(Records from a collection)
★ ★ ★
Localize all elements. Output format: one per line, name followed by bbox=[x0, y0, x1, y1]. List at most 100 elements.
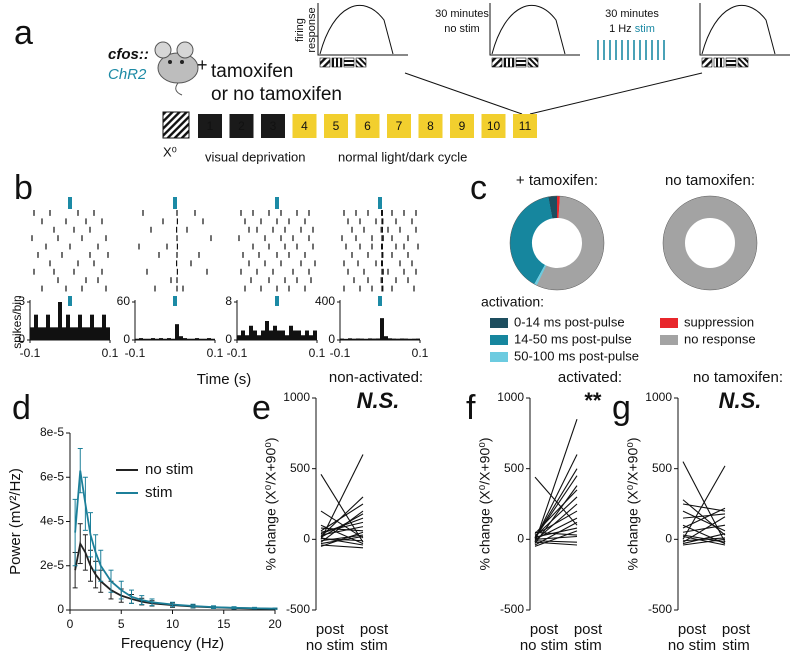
histogram-bar bbox=[376, 338, 380, 340]
paired-line bbox=[534, 510, 578, 536]
histogram-bar bbox=[38, 327, 42, 340]
step-label: no stim bbox=[444, 23, 479, 35]
y-tick-label: 0 bbox=[57, 602, 64, 616]
panel-letter: e bbox=[252, 389, 271, 427]
x-tick-label: 0.1 bbox=[412, 346, 429, 360]
paired-line bbox=[320, 534, 364, 542]
paired-line bbox=[682, 513, 726, 519]
grating-icon bbox=[503, 57, 515, 68]
y-tick-label: 1000 bbox=[283, 390, 310, 404]
x0-label: X⁰ bbox=[163, 144, 177, 159]
grating-icon bbox=[491, 57, 503, 68]
day-label: 1 bbox=[207, 119, 214, 133]
panel-letter: a bbox=[14, 14, 33, 52]
inset-axes bbox=[489, 3, 580, 56]
y-axis-label: Power (mV²/Hz) bbox=[7, 468, 24, 575]
histogram-bar bbox=[273, 325, 277, 340]
paired-line bbox=[320, 544, 364, 549]
stim-word: stim bbox=[635, 23, 655, 35]
connector bbox=[404, 72, 523, 115]
histogram-bar bbox=[82, 327, 86, 340]
day-box bbox=[513, 114, 537, 138]
step-label: 1 Hz stim bbox=[609, 23, 655, 35]
grating-icon bbox=[162, 111, 190, 139]
histogram-bar bbox=[297, 330, 301, 340]
legend-swatch bbox=[660, 335, 678, 345]
y-tick-label: -500 bbox=[500, 602, 524, 616]
x-tick-label: 0.1 bbox=[102, 346, 119, 360]
inset-axes bbox=[699, 3, 790, 56]
histogram-bar bbox=[364, 338, 368, 340]
x-tick-label: post bbox=[530, 621, 559, 638]
histogram-bar bbox=[412, 338, 416, 340]
histogram-bar bbox=[86, 327, 90, 340]
grating-icon bbox=[701, 57, 713, 68]
paired-line bbox=[682, 507, 726, 529]
x-tick-label: 20 bbox=[268, 617, 282, 631]
histogram-bar bbox=[195, 338, 199, 340]
histogram-bar bbox=[281, 330, 285, 340]
histogram-bar bbox=[207, 338, 211, 340]
histogram-bar bbox=[301, 335, 305, 340]
series-line bbox=[74, 470, 276, 610]
y-tick-label: 0 bbox=[517, 532, 524, 546]
step-label: 30 minutes bbox=[605, 8, 659, 20]
paired-line bbox=[682, 537, 726, 542]
histogram-bar bbox=[309, 335, 313, 340]
day-box bbox=[229, 114, 254, 138]
paired-line bbox=[534, 476, 578, 526]
grating-icon bbox=[319, 57, 331, 68]
paired-line bbox=[534, 527, 578, 538]
y-tick-label: 3 bbox=[18, 294, 25, 308]
x-tick-label: no stim bbox=[668, 637, 716, 654]
x-axis-label: Frequency (Hz) bbox=[121, 635, 224, 652]
donut-rim bbox=[662, 195, 758, 291]
legend-label: 14-50 ms post-pulse bbox=[514, 331, 632, 346]
day-label: 3 bbox=[270, 119, 277, 133]
x-tick-label: post bbox=[678, 621, 707, 638]
day-box bbox=[387, 114, 411, 138]
x-tick-label: -0.1 bbox=[330, 346, 351, 360]
paired-line bbox=[320, 531, 364, 547]
y-tick-label: 4e-5 bbox=[40, 514, 64, 528]
histogram-bar bbox=[147, 338, 151, 340]
x-tick-label: -0.1 bbox=[20, 346, 41, 360]
histogram-bar bbox=[277, 330, 281, 340]
day-box bbox=[355, 114, 380, 138]
paired-line bbox=[320, 496, 364, 537]
plus: + bbox=[197, 55, 208, 75]
legend-label: stim bbox=[145, 484, 173, 501]
histogram-bar bbox=[163, 338, 167, 340]
histogram-bar bbox=[293, 330, 297, 340]
day-label: 8 bbox=[427, 119, 434, 133]
paired-line bbox=[320, 513, 364, 538]
histogram-bar bbox=[78, 314, 82, 340]
paired-line bbox=[682, 534, 726, 543]
histogram-bar bbox=[404, 338, 408, 340]
histogram-bar bbox=[191, 338, 195, 340]
y-tick-label: 2e-5 bbox=[40, 558, 64, 572]
histogram-bar bbox=[269, 330, 273, 340]
x-tick-label: post bbox=[722, 621, 751, 638]
histogram-bar bbox=[179, 336, 183, 340]
histogram-bar bbox=[183, 338, 187, 340]
y-tick-label: 500 bbox=[652, 461, 672, 475]
paired-line bbox=[682, 538, 726, 546]
day-box bbox=[324, 114, 348, 138]
grating-icon bbox=[725, 57, 737, 68]
grating-icon bbox=[331, 57, 343, 68]
paired-line bbox=[320, 510, 364, 543]
panel-letter: f bbox=[466, 389, 476, 427]
paired-line bbox=[682, 524, 726, 533]
grating-icon bbox=[527, 57, 539, 68]
histogram-bar bbox=[241, 330, 245, 340]
stim-marker bbox=[173, 197, 177, 209]
paired-line bbox=[534, 535, 578, 540]
histogram-bar bbox=[30, 327, 34, 340]
x-tick-label: 10 bbox=[166, 617, 180, 631]
histogram-bar bbox=[66, 314, 70, 340]
histogram-bar bbox=[289, 325, 293, 340]
x-tick-label: -0.1 bbox=[125, 346, 146, 360]
histogram-bar bbox=[42, 327, 46, 340]
histogram-bar bbox=[261, 330, 265, 340]
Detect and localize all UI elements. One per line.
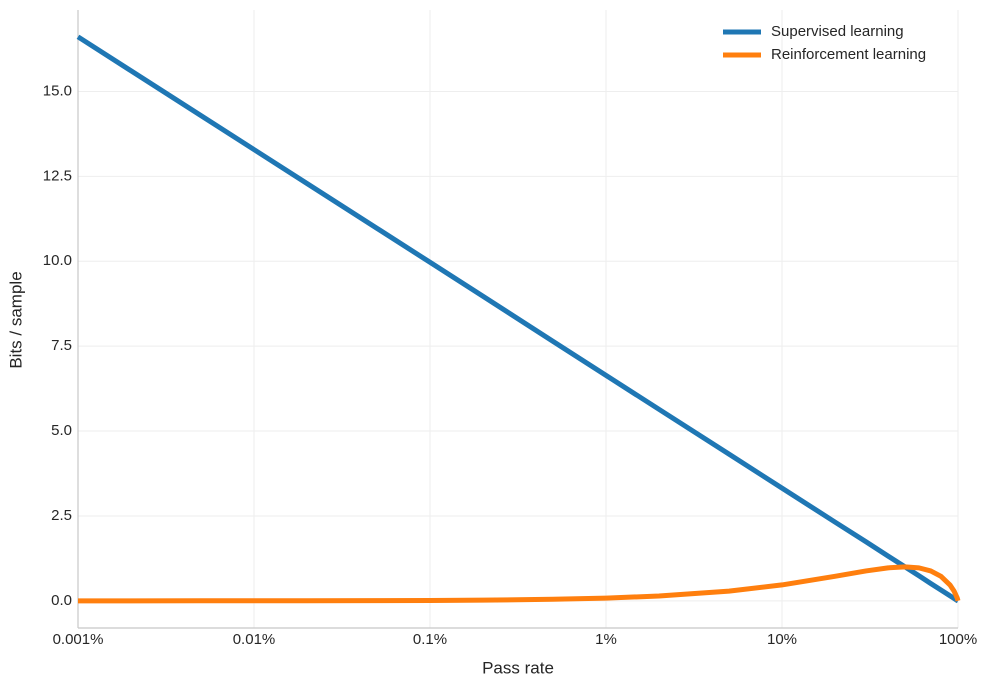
line [76,34,960,604]
x-tick-label: 1% [595,631,617,648]
y-tick-label: 15.0 [43,82,72,99]
x-tick-label: 100% [939,631,977,648]
line [77,564,961,604]
y-tick-label: 2.5 [51,507,72,524]
legend-label: Supervised learning [771,23,904,40]
x-axis-label: Pass rate [482,658,554,677]
y-tick-label: 12.5 [43,167,72,184]
x-tick-label: 10% [767,631,797,648]
x-tick-label: 0.001% [53,631,104,648]
y-axis-label: Bits / sample [6,271,25,368]
y-tick-label: 5.0 [51,422,72,439]
x-tick-label: 0.1% [413,631,447,648]
x-tick-label: 0.01% [233,631,276,648]
y-tick-label: 0.0 [51,592,72,609]
y-tick-label: 10.0 [43,252,72,269]
y-tick-label: 7.5 [51,337,72,354]
legend-label: Reinforcement learning [771,46,926,63]
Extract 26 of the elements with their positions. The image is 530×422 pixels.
★ ★ ★
> **Goal of the exercise**: Copy the listing above word for word, from beginning to end, leaving out the pictures.

> **Exercise output**:
Localize all elements. Output format: one per line, name followed by bbox=[x0, y0, x1, y1]. List at most 100 elements.
histogram-bar bbox=[376, 338, 380, 340]
paired-line bbox=[534, 510, 578, 536]
histogram-bar bbox=[38, 327, 42, 340]
step-label: no stim bbox=[444, 23, 479, 35]
y-tick-label: 0 bbox=[57, 602, 64, 616]
panel-letter: e bbox=[252, 389, 271, 427]
x-tick-label: 0.1 bbox=[412, 346, 429, 360]
paired-line bbox=[320, 534, 364, 542]
paired-line bbox=[682, 513, 726, 519]
grating-icon bbox=[503, 57, 515, 68]
y-tick-label: 1000 bbox=[283, 390, 310, 404]
x0-label: X⁰ bbox=[163, 144, 177, 159]
grating-icon bbox=[491, 57, 503, 68]
day-label: 1 bbox=[207, 119, 214, 133]
panel-letter: a bbox=[14, 14, 33, 52]
inset-axes bbox=[489, 3, 580, 56]
y-axis-label: Power (mV²/Hz) bbox=[7, 468, 24, 575]
histogram-bar bbox=[273, 325, 277, 340]
paired-line bbox=[320, 544, 364, 549]
stim-word: stim bbox=[635, 23, 655, 35]
connector bbox=[404, 72, 523, 115]
histogram-bar bbox=[82, 327, 86, 340]
day-box bbox=[513, 114, 537, 138]
step-label: 1 Hz stim bbox=[609, 23, 655, 35]
grating-icon bbox=[162, 111, 190, 139]
histogram-bar bbox=[297, 330, 301, 340]
legend-swatch bbox=[660, 335, 678, 345]
y-tick-label: -500 bbox=[500, 602, 524, 616]
x-tick-label: 0.1 bbox=[102, 346, 119, 360]
inset-axes bbox=[699, 3, 790, 56]
histogram-bar bbox=[364, 338, 368, 340]
x-tick-label: post bbox=[530, 621, 559, 638]
histogram-bar bbox=[412, 338, 416, 340]
histogram-bar bbox=[86, 327, 90, 340]
grating-icon bbox=[701, 57, 713, 68]
paired-line bbox=[682, 507, 726, 529]
x-tick-label: 20 bbox=[268, 617, 282, 631]
histogram-bar bbox=[195, 338, 199, 340]
histogram-bar bbox=[281, 330, 285, 340]
histogram-bar bbox=[207, 338, 211, 340]
histogram-bar bbox=[301, 335, 305, 340]
series-line bbox=[74, 470, 276, 610]
y-tick-label: 0 bbox=[517, 532, 524, 546]
step-label: 30 minutes bbox=[605, 8, 659, 20]
paired-line bbox=[682, 537, 726, 542]
histogram-bar bbox=[309, 335, 313, 340]
day-box bbox=[229, 114, 254, 138]
paired-line bbox=[534, 476, 578, 526]
grating-icon bbox=[319, 57, 331, 68]
paired-line bbox=[534, 527, 578, 538]
y-tick-label: 3 bbox=[18, 294, 25, 308]
x-tick-label: no stim bbox=[668, 637, 716, 654]
x-axis-label: Frequency (Hz) bbox=[121, 635, 224, 652]
donut-rim bbox=[662, 195, 758, 291]
legend-label: 14-50 ms post-pulse bbox=[514, 331, 632, 346]
day-label: 3 bbox=[270, 119, 277, 133]
x-tick-label: post bbox=[678, 621, 707, 638]
day-box bbox=[387, 114, 411, 138]
x-tick-label: -0.1 bbox=[330, 346, 351, 360]
paired-line bbox=[320, 531, 364, 547]
y-tick-label: 4e-5 bbox=[40, 514, 64, 528]
histogram-bar bbox=[147, 338, 151, 340]
x-tick-label: -0.1 bbox=[20, 346, 41, 360]
histogram-bar bbox=[277, 330, 281, 340]
day-box bbox=[355, 114, 380, 138]
paired-line bbox=[320, 496, 364, 537]
plus: + bbox=[197, 55, 208, 75]
legend-label: stim bbox=[145, 484, 173, 501]
histogram-bar bbox=[163, 338, 167, 340]
histogram-bar bbox=[293, 330, 297, 340]
day-label: 8 bbox=[427, 119, 434, 133]
paired-line bbox=[320, 513, 364, 538]
histogram-bar bbox=[78, 314, 82, 340]
paired-line bbox=[682, 534, 726, 543]
histogram-bar bbox=[404, 338, 408, 340]
histogram-bar bbox=[191, 338, 195, 340]
y-tick-label: 2e-5 bbox=[40, 558, 64, 572]
histogram-bar bbox=[269, 330, 273, 340]
x-tick-label: post bbox=[722, 621, 751, 638]
histogram-bar bbox=[179, 336, 183, 340]
histogram-bar bbox=[183, 338, 187, 340]
y-tick-label: 500 bbox=[652, 461, 672, 475]
paired-line bbox=[682, 538, 726, 546]
day-box bbox=[324, 114, 348, 138]
grating-icon bbox=[725, 57, 737, 68]
grating-icon bbox=[331, 57, 343, 68]
paired-line bbox=[320, 510, 364, 543]
panel-letter: f bbox=[466, 389, 476, 427]
paired-line bbox=[682, 524, 726, 533]
grating-icon bbox=[527, 57, 539, 68]
histogram-bar bbox=[241, 330, 245, 340]
stim-marker bbox=[173, 197, 177, 209]
paired-line bbox=[534, 535, 578, 540]
histogram-bar bbox=[30, 327, 34, 340]
x-tick-label: 10 bbox=[166, 617, 180, 631]
histogram-bar bbox=[66, 314, 70, 340]
histogram-bar bbox=[289, 325, 293, 340]
x-tick-label: -0.1 bbox=[125, 346, 146, 360]
histogram-bar bbox=[42, 327, 46, 340]
histogram-bar bbox=[261, 330, 265, 340]
Detect and localize all UI elements. One per line.
line [76,34,960,604]
x-tick-label: 1% [595,631,617,648]
y-tick-label: 15.0 [43,82,72,99]
x-tick-label: 100% [939,631,977,648]
line [77,564,961,604]
y-tick-label: 2.5 [51,507,72,524]
legend-label: Supervised learning [771,23,904,40]
x-axis-label: Pass rate [482,658,554,677]
y-tick-label: 12.5 [43,167,72,184]
x-tick-label: 10% [767,631,797,648]
x-tick-label: 0.001% [53,631,104,648]
y-axis-label: Bits / sample [6,271,25,368]
y-tick-label: 5.0 [51,422,72,439]
x-tick-label: 0.1% [413,631,447,648]
x-tick-label: 0.01% [233,631,276,648]
y-tick-label: 0.0 [51,592,72,609]
y-tick-label: 10.0 [43,252,72,269]
y-tick-label: 7.5 [51,337,72,354]
legend-label: Reinforcement learning [771,46,926,63]
Extract 26 of the elements with their positions. The image is 530×422 pixels.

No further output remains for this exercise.